[BEGIN INPUT ROWS]

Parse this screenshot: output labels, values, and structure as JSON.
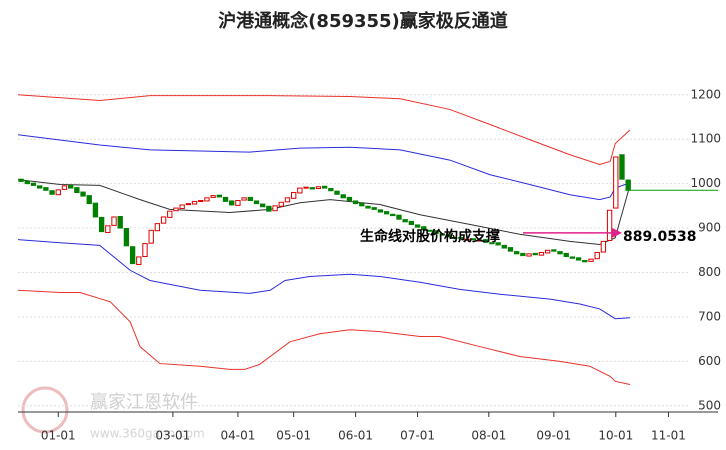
{
  "chart_data": {
    "type": "candlestick",
    "title": "沪港通概念(859355)赢家极反通道",
    "ylim": [
      486,
      1330
    ],
    "yticks": [
      500,
      600,
      700,
      800,
      900,
      1000,
      1100,
      1200
    ],
    "xlim": [
      0,
      113
    ],
    "xticks": [
      {
        "value": 6.5,
        "label": "01-01"
      },
      {
        "value": 25,
        "label": "03-01"
      },
      {
        "value": 35.5,
        "label": "04-01"
      },
      {
        "value": 44.5,
        "label": "05-01"
      },
      {
        "value": 54.5,
        "label": "06-01"
      },
      {
        "value": 64.5,
        "label": "07-01"
      },
      {
        "value": 76,
        "label": "08-01"
      },
      {
        "value": 86.5,
        "label": "09-01"
      },
      {
        "value": 96.5,
        "label": "10-01"
      },
      {
        "value": 105,
        "label": "11-01"
      }
    ],
    "grid": true,
    "candles": {
      "up_color": "#e00000",
      "down_color": "#008000",
      "x": [
        0.5,
        1.5,
        2.5,
        3.5,
        4.5,
        5.5,
        6.5,
        7.5,
        8.5,
        9.5,
        10.5,
        11.5,
        12.5,
        13.5,
        14.5,
        15.5,
        16.5,
        17.5,
        18.5,
        19.5,
        20.5,
        21.5,
        22.5,
        23.5,
        24.5,
        25.5,
        26.5,
        27.5,
        28.5,
        29.5,
        30.5,
        31.5,
        32.5,
        33.5,
        34.5,
        35.5,
        36.5,
        37.5,
        38.5,
        39.5,
        40.5,
        41.5,
        42.5,
        43.5,
        44.5,
        45.5,
        46.5,
        47.5,
        48.5,
        49.5,
        50.5,
        51.5,
        52.5,
        53.5,
        54.5,
        55.5,
        56.5,
        57.5,
        58.5,
        59.5,
        60.5,
        61.5,
        62.5,
        63.5,
        64.5,
        65.5,
        66.5,
        67.5,
        68.5,
        69.5,
        70.5,
        71.5,
        72.5,
        73.5,
        74.5,
        75.5,
        76.5,
        77.5,
        78.5,
        79.5,
        80.5,
        81.5,
        82.5,
        83.5,
        84.5,
        85.5,
        86.5,
        87.5,
        88.5,
        89.5,
        90.5,
        91.5,
        92.5,
        93.5,
        94.5,
        95.5,
        96.5,
        97.5,
        98.5
      ],
      "open": [
        1010,
        1006,
        1001,
        995,
        991,
        984,
        975,
        987,
        996,
        991,
        981,
        973,
        956,
        924,
        890,
        906,
        926,
        899,
        858,
        818,
        836,
        866,
        894,
        911,
        924,
        939,
        944,
        953,
        954,
        961,
        961,
        969,
        974,
        969,
        961,
        951,
        963,
        969,
        961,
        954,
        949,
        939,
        949,
        959,
        967,
        979,
        991,
        991,
        989,
        994,
        989,
        983,
        975,
        969,
        961,
        956,
        949,
        946,
        941,
        937,
        931,
        929,
        919,
        915,
        907,
        903,
        895,
        894,
        887,
        885,
        879,
        879,
        875,
        876,
        873,
        874,
        867,
        867,
        861,
        856,
        847,
        843,
        837,
        843,
        839,
        844,
        851,
        847,
        843,
        835,
        833,
        827,
        825,
        831,
        846,
        872,
        945,
        1065,
        1008
      ],
      "close": [
        1005,
        1000,
        996,
        990,
        985,
        976,
        986,
        995,
        990,
        980,
        972,
        955,
        925,
        892,
        905,
        925,
        900,
        860,
        820,
        835,
        865,
        895,
        910,
        925,
        938,
        945,
        952,
        955,
        960,
        962,
        968,
        973,
        970,
        960,
        952,
        962,
        968,
        962,
        955,
        948,
        938,
        950,
        958,
        968,
        980,
        990,
        992,
        988,
        993,
        990,
        984,
        976,
        968,
        962,
        955,
        950,
        945,
        942,
        936,
        932,
        928,
        920,
        914,
        908,
        902,
        896,
        893,
        888,
        884,
        880,
        878,
        876,
        875,
        874,
        873,
        868,
        866,
        862,
        855,
        848,
        842,
        838,
        842,
        840,
        845,
        850,
        848,
        842,
        836,
        832,
        828,
        824,
        830,
        845,
        870,
        940,
        1060,
        1010,
        985
      ]
    },
    "price_line": {
      "value": 985,
      "color": "#00a000"
    },
    "lines": [
      {
        "color": "#e8322a",
        "x": [
          0,
          13.2,
          21.3,
          29.4,
          40.7,
          53.6,
          61.7,
          69.7,
          76.2,
          82.6,
          89.1,
          93.9,
          95.6,
          96.4,
          98.8
        ],
        "values": [
          1200,
          1187,
          1198,
          1198,
          1198,
          1196,
          1191,
          1167,
          1133,
          1099,
          1065,
          1043,
          1050,
          1090,
          1121
        ]
      },
      {
        "color": "#2b2bdc",
        "x": [
          0,
          13.2,
          21.3,
          37.4,
          45.5,
          53.6,
          61.7,
          69.7,
          76.2,
          82.6,
          89.1,
          93.9,
          95.6,
          96.4,
          98.8
        ],
        "values": [
          1110,
          1087,
          1076,
          1071,
          1080,
          1082,
          1076,
          1053,
          1020,
          998,
          975,
          964,
          970,
          990,
          1002
        ]
      },
      {
        "color": "#333333",
        "x": [
          0,
          6.8,
          13.2,
          19.7,
          24.5,
          34.2,
          40.7,
          45.5,
          50.4,
          58.4,
          64.9,
          73,
          81,
          89.1,
          93.9,
          96.4,
          98.8
        ],
        "values": [
          1009,
          998,
          996,
          964,
          942,
          935,
          942,
          957,
          964,
          953,
          930,
          908,
          886,
          870,
          863,
          878,
          997
        ]
      },
      {
        "color": "#2b2bdc",
        "x": [
          0,
          6.8,
          13.2,
          18.1,
          21.3,
          29.4,
          37.4,
          40.7,
          43.1,
          47.1,
          53.6,
          58.4,
          64.9,
          71.3,
          77.8,
          85.9,
          90.7,
          93.9,
          96.4,
          98.8
        ],
        "values": [
          874,
          867,
          861,
          805,
          782,
          760,
          753,
          760,
          782,
          791,
          796,
          791,
          778,
          762,
          751,
          740,
          729,
          718,
          696,
          698
        ]
      },
      {
        "color": "#e8322a",
        "x": [
          0,
          6.8,
          10,
          14.9,
          18.1,
          19.7,
          22.9,
          29.4,
          34.2,
          36.6,
          39,
          43.9,
          48.7,
          53.6,
          58.4,
          64.9,
          68.1,
          74.6,
          81,
          87.5,
          92.3,
          95.6,
          96.4,
          98.8
        ],
        "values": [
          760,
          755,
          755,
          734,
          689,
          633,
          595,
          589,
          582,
          582,
          593,
          644,
          662,
          671,
          667,
          656,
          656,
          633,
          611,
          600,
          589,
          566,
          555,
          548
        ]
      }
    ],
    "annotation": {
      "text": "生命线对股价构成支撑",
      "value": 889.0538,
      "value_label": "889.0538",
      "color": "#e0208a"
    },
    "watermark": {
      "name": "赢家江恩软件",
      "url": "www.360gann.com"
    }
  }
}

[END INPUT ROWS]

**GOAL:** Your copy should match the entries exactly, minus the pictures.

**SOLUTION TO THIS PROBLEM:**
Parse this screenshot: output labels, values, and structure as JSON.
{
  "chart_data": {
    "type": "candlestick",
    "title": "沪港通概念(859355)赢家极反通道",
    "ylim": [
      486,
      1330
    ],
    "yticks": [
      500,
      600,
      700,
      800,
      900,
      1000,
      1100,
      1200
    ],
    "xlim": [
      0,
      113
    ],
    "xticks": [
      {
        "value": 6.5,
        "label": "01-01"
      },
      {
        "value": 25,
        "label": "03-01"
      },
      {
        "value": 35.5,
        "label": "04-01"
      },
      {
        "value": 44.5,
        "label": "05-01"
      },
      {
        "value": 54.5,
        "label": "06-01"
      },
      {
        "value": 64.5,
        "label": "07-01"
      },
      {
        "value": 76,
        "label": "08-01"
      },
      {
        "value": 86.5,
        "label": "09-01"
      },
      {
        "value": 96.5,
        "label": "10-01"
      },
      {
        "value": 105,
        "label": "11-01"
      }
    ],
    "grid": true,
    "candles": {
      "up_color": "#e00000",
      "down_color": "#008000",
      "x": [
        0.5,
        1.5,
        2.5,
        3.5,
        4.5,
        5.5,
        6.5,
        7.5,
        8.5,
        9.5,
        10.5,
        11.5,
        12.5,
        13.5,
        14.5,
        15.5,
        16.5,
        17.5,
        18.5,
        19.5,
        20.5,
        21.5,
        22.5,
        23.5,
        24.5,
        25.5,
        26.5,
        27.5,
        28.5,
        29.5,
        30.5,
        31.5,
        32.5,
        33.5,
        34.5,
        35.5,
        36.5,
        37.5,
        38.5,
        39.5,
        40.5,
        41.5,
        42.5,
        43.5,
        44.5,
        45.5,
        46.5,
        47.5,
        48.5,
        49.5,
        50.5,
        51.5,
        52.5,
        53.5,
        54.5,
        55.5,
        56.5,
        57.5,
        58.5,
        59.5,
        60.5,
        61.5,
        62.5,
        63.5,
        64.5,
        65.5,
        66.5,
        67.5,
        68.5,
        69.5,
        70.5,
        71.5,
        72.5,
        73.5,
        74.5,
        75.5,
        76.5,
        77.5,
        78.5,
        79.5,
        80.5,
        81.5,
        82.5,
        83.5,
        84.5,
        85.5,
        86.5,
        87.5,
        88.5,
        89.5,
        90.5,
        91.5,
        92.5,
        93.5,
        94.5,
        95.5,
        96.5,
        97.5,
        98.5
      ],
      "open": [
        1010,
        1006,
        1001,
        995,
        991,
        984,
        975,
        987,
        996,
        991,
        981,
        973,
        956,
        924,
        890,
        906,
        926,
        899,
        858,
        818,
        836,
        866,
        894,
        911,
        924,
        939,
        944,
        953,
        954,
        961,
        961,
        969,
        974,
        969,
        961,
        951,
        963,
        969,
        961,
        954,
        949,
        939,
        949,
        959,
        967,
        979,
        991,
        991,
        989,
        994,
        989,
        983,
        975,
        969,
        961,
        956,
        949,
        946,
        941,
        937,
        931,
        929,
        919,
        915,
        907,
        903,
        895,
        894,
        887,
        885,
        879,
        879,
        875,
        876,
        873,
        874,
        867,
        867,
        861,
        856,
        847,
        843,
        837,
        843,
        839,
        844,
        851,
        847,
        843,
        835,
        833,
        827,
        825,
        831,
        846,
        872,
        945,
        1065,
        1008
      ],
      "close": [
        1005,
        1000,
        996,
        990,
        985,
        976,
        986,
        995,
        990,
        980,
        972,
        955,
        925,
        892,
        905,
        925,
        900,
        860,
        820,
        835,
        865,
        895,
        910,
        925,
        938,
        945,
        952,
        955,
        960,
        962,
        968,
        973,
        970,
        960,
        952,
        962,
        968,
        962,
        955,
        948,
        938,
        950,
        958,
        968,
        980,
        990,
        992,
        988,
        993,
        990,
        984,
        976,
        968,
        962,
        955,
        950,
        945,
        942,
        936,
        932,
        928,
        920,
        914,
        908,
        902,
        896,
        893,
        888,
        884,
        880,
        878,
        876,
        875,
        874,
        873,
        868,
        866,
        862,
        855,
        848,
        842,
        838,
        842,
        840,
        845,
        850,
        848,
        842,
        836,
        832,
        828,
        824,
        830,
        845,
        870,
        940,
        1060,
        1010,
        985
      ]
    },
    "price_line": {
      "value": 985,
      "color": "#00a000"
    },
    "lines": [
      {
        "color": "#e8322a",
        "x": [
          0,
          13.2,
          21.3,
          29.4,
          40.7,
          53.6,
          61.7,
          69.7,
          76.2,
          82.6,
          89.1,
          93.9,
          95.6,
          96.4,
          98.8
        ],
        "values": [
          1200,
          1187,
          1198,
          1198,
          1198,
          1196,
          1191,
          1167,
          1133,
          1099,
          1065,
          1043,
          1050,
          1090,
          1121
        ]
      },
      {
        "color": "#2b2bdc",
        "x": [
          0,
          13.2,
          21.3,
          37.4,
          45.5,
          53.6,
          61.7,
          69.7,
          76.2,
          82.6,
          89.1,
          93.9,
          95.6,
          96.4,
          98.8
        ],
        "values": [
          1110,
          1087,
          1076,
          1071,
          1080,
          1082,
          1076,
          1053,
          1020,
          998,
          975,
          964,
          970,
          990,
          1002
        ]
      },
      {
        "color": "#333333",
        "x": [
          0,
          6.8,
          13.2,
          19.7,
          24.5,
          34.2,
          40.7,
          45.5,
          50.4,
          58.4,
          64.9,
          73,
          81,
          89.1,
          93.9,
          96.4,
          98.8
        ],
        "values": [
          1009,
          998,
          996,
          964,
          942,
          935,
          942,
          957,
          964,
          953,
          930,
          908,
          886,
          870,
          863,
          878,
          997
        ]
      },
      {
        "color": "#2b2bdc",
        "x": [
          0,
          6.8,
          13.2,
          18.1,
          21.3,
          29.4,
          37.4,
          40.7,
          43.1,
          47.1,
          53.6,
          58.4,
          64.9,
          71.3,
          77.8,
          85.9,
          90.7,
          93.9,
          96.4,
          98.8
        ],
        "values": [
          874,
          867,
          861,
          805,
          782,
          760,
          753,
          760,
          782,
          791,
          796,
          791,
          778,
          762,
          751,
          740,
          729,
          718,
          696,
          698
        ]
      },
      {
        "color": "#e8322a",
        "x": [
          0,
          6.8,
          10,
          14.9,
          18.1,
          19.7,
          22.9,
          29.4,
          34.2,
          36.6,
          39,
          43.9,
          48.7,
          53.6,
          58.4,
          64.9,
          68.1,
          74.6,
          81,
          87.5,
          92.3,
          95.6,
          96.4,
          98.8
        ],
        "values": [
          760,
          755,
          755,
          734,
          689,
          633,
          595,
          589,
          582,
          582,
          593,
          644,
          662,
          671,
          667,
          656,
          656,
          633,
          611,
          600,
          589,
          566,
          555,
          548
        ]
      }
    ],
    "annotation": {
      "text": "生命线对股价构成支撑",
      "value": 889.0538,
      "value_label": "889.0538",
      "color": "#e0208a"
    },
    "watermark": {
      "name": "赢家江恩软件",
      "url": "www.360gann.com"
    }
  }
}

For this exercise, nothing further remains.